Exercise instructions: The full listing is to be returned exactly as given, but without pictures.
=== Supplied records ===
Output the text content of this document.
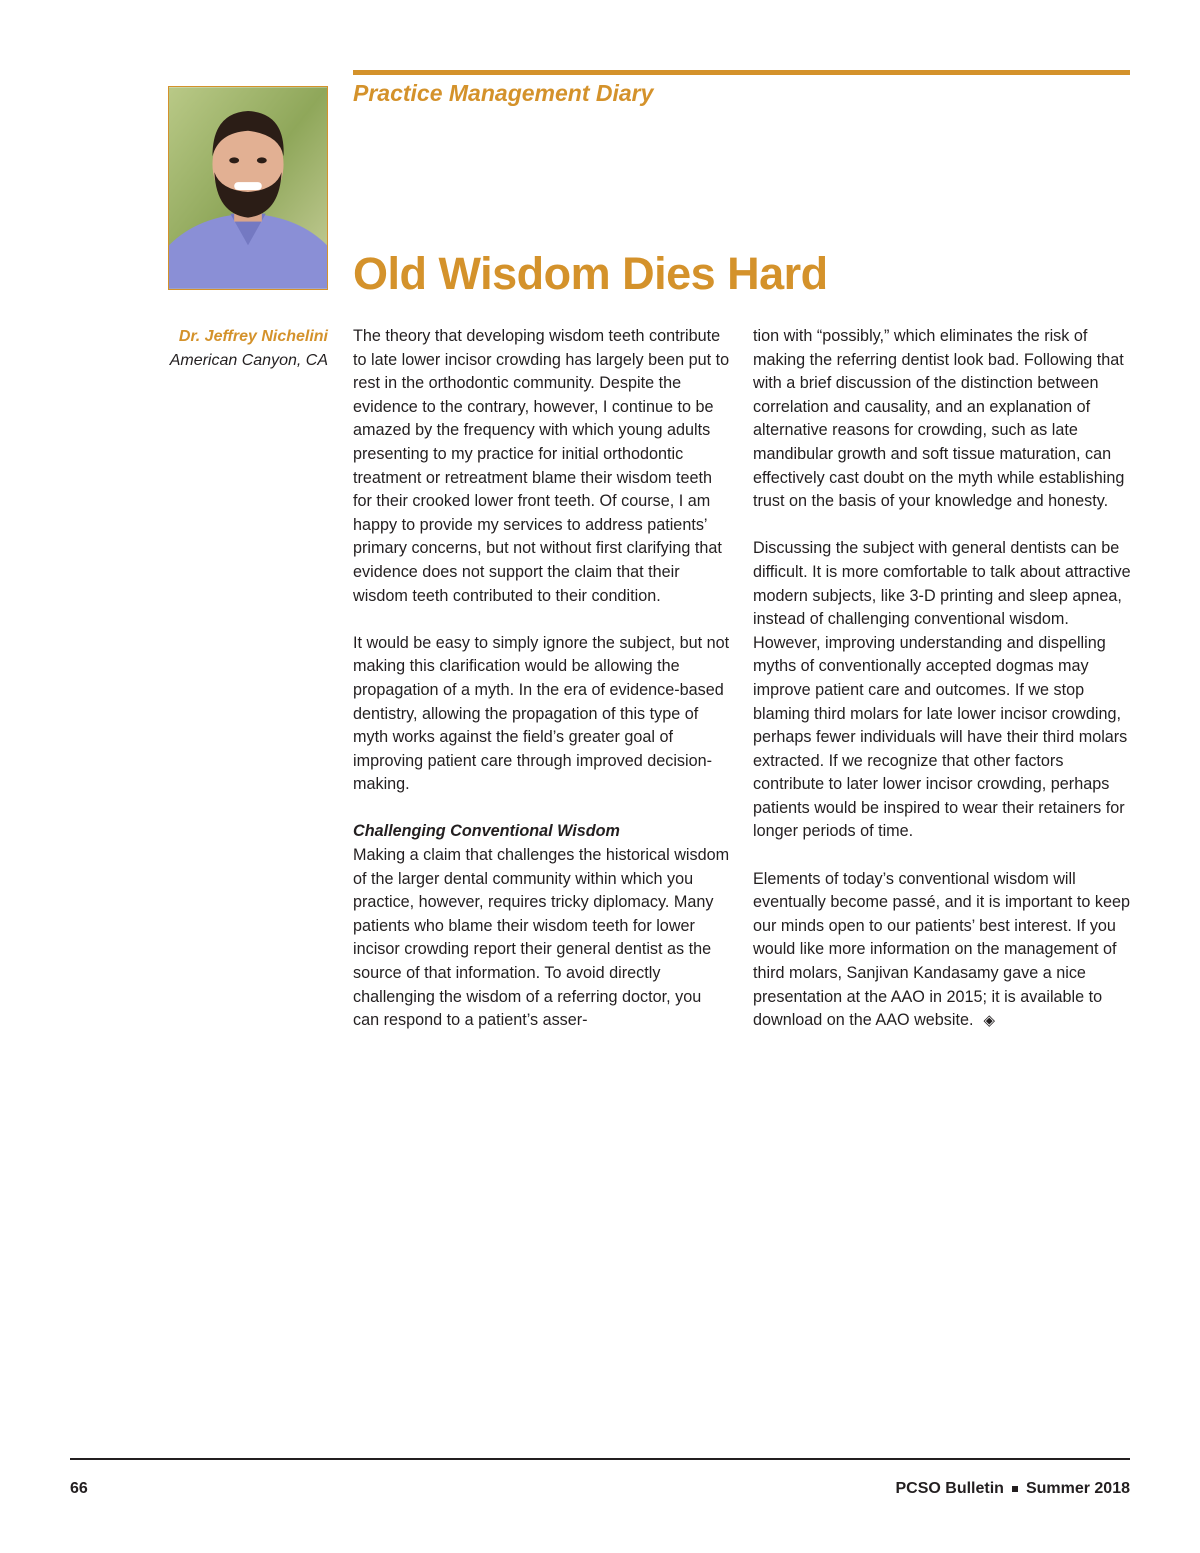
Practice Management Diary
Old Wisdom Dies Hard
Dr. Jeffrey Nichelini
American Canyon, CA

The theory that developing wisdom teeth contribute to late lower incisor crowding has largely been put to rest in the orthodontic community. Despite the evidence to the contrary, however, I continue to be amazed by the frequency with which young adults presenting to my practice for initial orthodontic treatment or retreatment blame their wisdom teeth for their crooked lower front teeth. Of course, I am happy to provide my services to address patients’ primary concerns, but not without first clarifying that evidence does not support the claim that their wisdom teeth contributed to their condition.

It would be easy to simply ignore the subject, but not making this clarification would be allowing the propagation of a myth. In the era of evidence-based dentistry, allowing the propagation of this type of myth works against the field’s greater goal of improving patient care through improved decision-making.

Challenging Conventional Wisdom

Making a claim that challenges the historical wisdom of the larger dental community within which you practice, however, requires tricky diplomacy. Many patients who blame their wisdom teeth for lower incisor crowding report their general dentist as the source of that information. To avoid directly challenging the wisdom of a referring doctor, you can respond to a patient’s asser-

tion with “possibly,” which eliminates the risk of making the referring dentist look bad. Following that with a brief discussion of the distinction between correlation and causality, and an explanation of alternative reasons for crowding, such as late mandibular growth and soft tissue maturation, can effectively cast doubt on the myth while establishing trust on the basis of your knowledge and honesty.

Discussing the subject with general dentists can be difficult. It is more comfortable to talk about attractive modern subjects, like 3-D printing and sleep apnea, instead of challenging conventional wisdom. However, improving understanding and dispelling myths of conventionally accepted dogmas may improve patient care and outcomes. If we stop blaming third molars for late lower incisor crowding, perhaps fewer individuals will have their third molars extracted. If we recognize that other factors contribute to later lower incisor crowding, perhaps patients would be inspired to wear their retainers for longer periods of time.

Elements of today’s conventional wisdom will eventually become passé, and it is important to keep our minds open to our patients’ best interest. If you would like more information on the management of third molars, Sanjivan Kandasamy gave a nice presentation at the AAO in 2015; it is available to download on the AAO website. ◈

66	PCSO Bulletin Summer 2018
===
Task answer:
Output the text content of this document.
Practice Management Diary
Old Wisdom Dies Hard
Dr. Jeffrey Nichelini
American Canyon, CA

The theory that developing wisdom teeth contribute to late lower incisor crowding has largely been put to rest in the orthodontic community. Despite the evidence to the contrary, however, I continue to be amazed by the frequency with which young adults presenting to my practice for initial orthodontic treatment or retreatment blame their wisdom teeth for their crooked lower front teeth. Of course, I am happy to provide my services to address patients’ primary concerns, but not without first clarifying that evidence does not support the claim that their wisdom teeth contributed to their condition.

It would be easy to simply ignore the subject, but not making this clarification would be allowing the propagation of a myth. In the era of evidence-based dentistry, allowing the propagation of this type of myth works against the field’s greater goal of improving patient care through improved decision-making.

Challenging Conventional Wisdom

Making a claim that challenges the historical wisdom of the larger dental community within which you practice, however, requires tricky diplomacy. Many patients who blame their wisdom teeth for lower incisor crowding report their general dentist as the source of that information. To avoid directly challenging the wisdom of a referring doctor, you can respond to a patient’s asser-

tion with “possibly,” which eliminates the risk of making the referring dentist look bad. Following that with a brief discussion of the distinction between correlation and causality, and an explanation of alternative reasons for crowding, such as late mandibular growth and soft tissue maturation, can effectively cast doubt on the myth while establishing trust on the basis of your knowledge and honesty.

Discussing the subject with general dentists can be difficult. It is more comfortable to talk about attractive modern subjects, like 3-D printing and sleep apnea, instead of challenging conventional wisdom. However, improving understanding and dispelling myths of conventionally accepted dogmas may improve patient care and outcomes. If we stop blaming third molars for late lower incisor crowding, perhaps fewer individuals will have their third molars extracted. If we recognize that other factors contribute to later lower incisor crowding, perhaps patients would be inspired to wear their retainers for longer periods of time.

Elements of today’s conventional wisdom will eventually become passé, and it is important to keep our minds open to our patients’ best interest. If you would like more information on the management of third molars, Sanjivan Kandasamy gave a nice presentation at the AAO in 2015; it is available to download on the AAO website. ◈

66	PCSO Bulletin Summer 2018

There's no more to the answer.